[What you need to do] Exact reproduction of the data is required, with images excluded.
[Start]
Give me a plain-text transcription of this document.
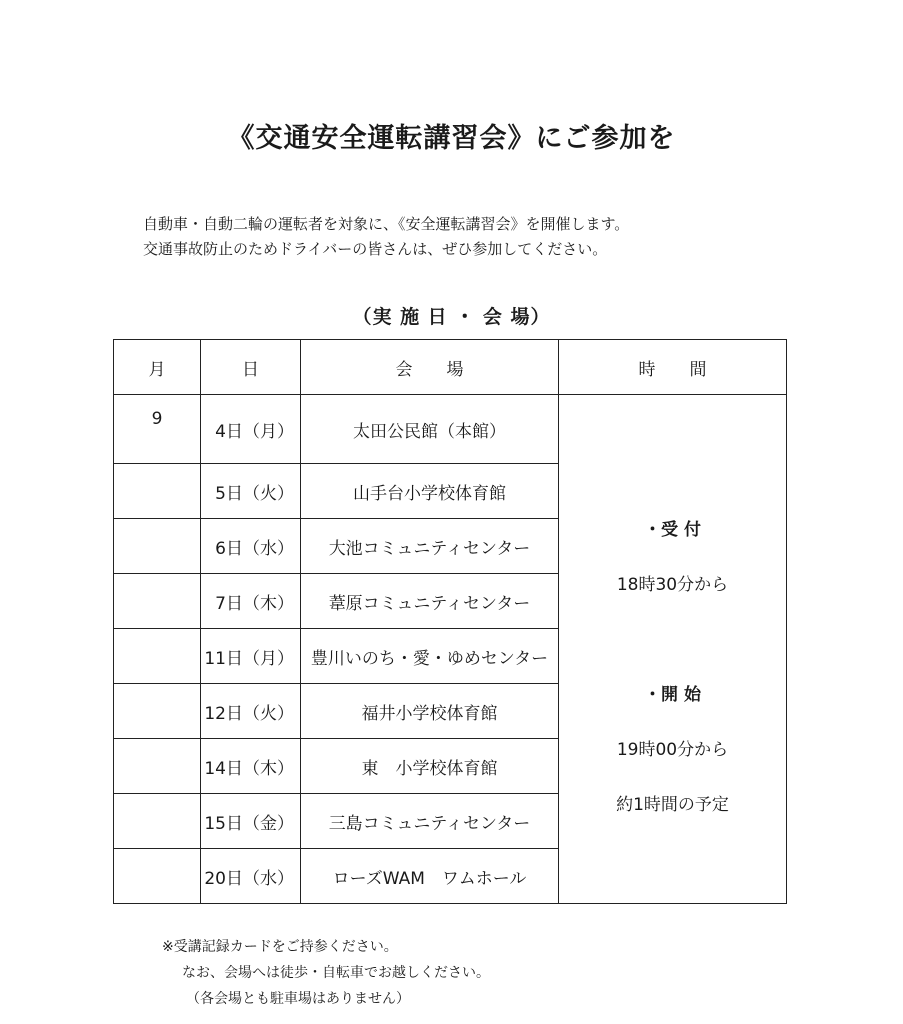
《交通安全運転講習会》にご参加を
自動車・自動二輪の運転者を対象に、《安全運転講習会》を開催します。
交通事故防止のためドライバーの皆さんは、ぜひ参加してください。
（実 施 日 ・ 会 場）
月	日	会　　場	時　　間
9	4日（月）	太田公民館（本館）	・受 付
18時30分から
・開 始
19時00分から
約1時間の予定

	5日（火）	山手台小学校体育館	
	6日（水）	大池コミュニティセンター	
	7日（木）	葦原コミュニティセンター	
	11日（月）	豊川いのち・愛・ゆめセンター	
	12日（火）	福井小学校体育館	
	14日（木）	東　小学校体育館	
	15日（金）	三島コミュニティセンター	
	20日（水）	ローズWAM　ワムホール	
※受講記録カードをご持参ください。
なお、会場へは徒歩・自転車でお越しください。
（各会場とも駐車場はありません）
[End]
[Solved problem]
Give me a plain-text transcription of this document.
《交通安全運転講習会》にご参加を
自動車・自動二輪の運転者を対象に、《安全運転講習会》を開催します。
交通事故防止のためドライバーの皆さんは、ぜひ参加してください。
（実 施 日 ・ 会 場）
月	日	会　　場	時　　間
9	4日（月）	太田公民館（本館）	・受 付
18時30分から
・開 始
19時00分から
約1時間の予定

	5日（火）	山手台小学校体育館	
	6日（水）	大池コミュニティセンター	
	7日（木）	葦原コミュニティセンター	
	11日（月）	豊川いのち・愛・ゆめセンター	
	12日（火）	福井小学校体育館	
	14日（木）	東　小学校体育館	
	15日（金）	三島コミュニティセンター	
	20日（水）	ローズWAM　ワムホール	
※受講記録カードをご持参ください。
なお、会場へは徒歩・自転車でお越しください。
（各会場とも駐車場はありません）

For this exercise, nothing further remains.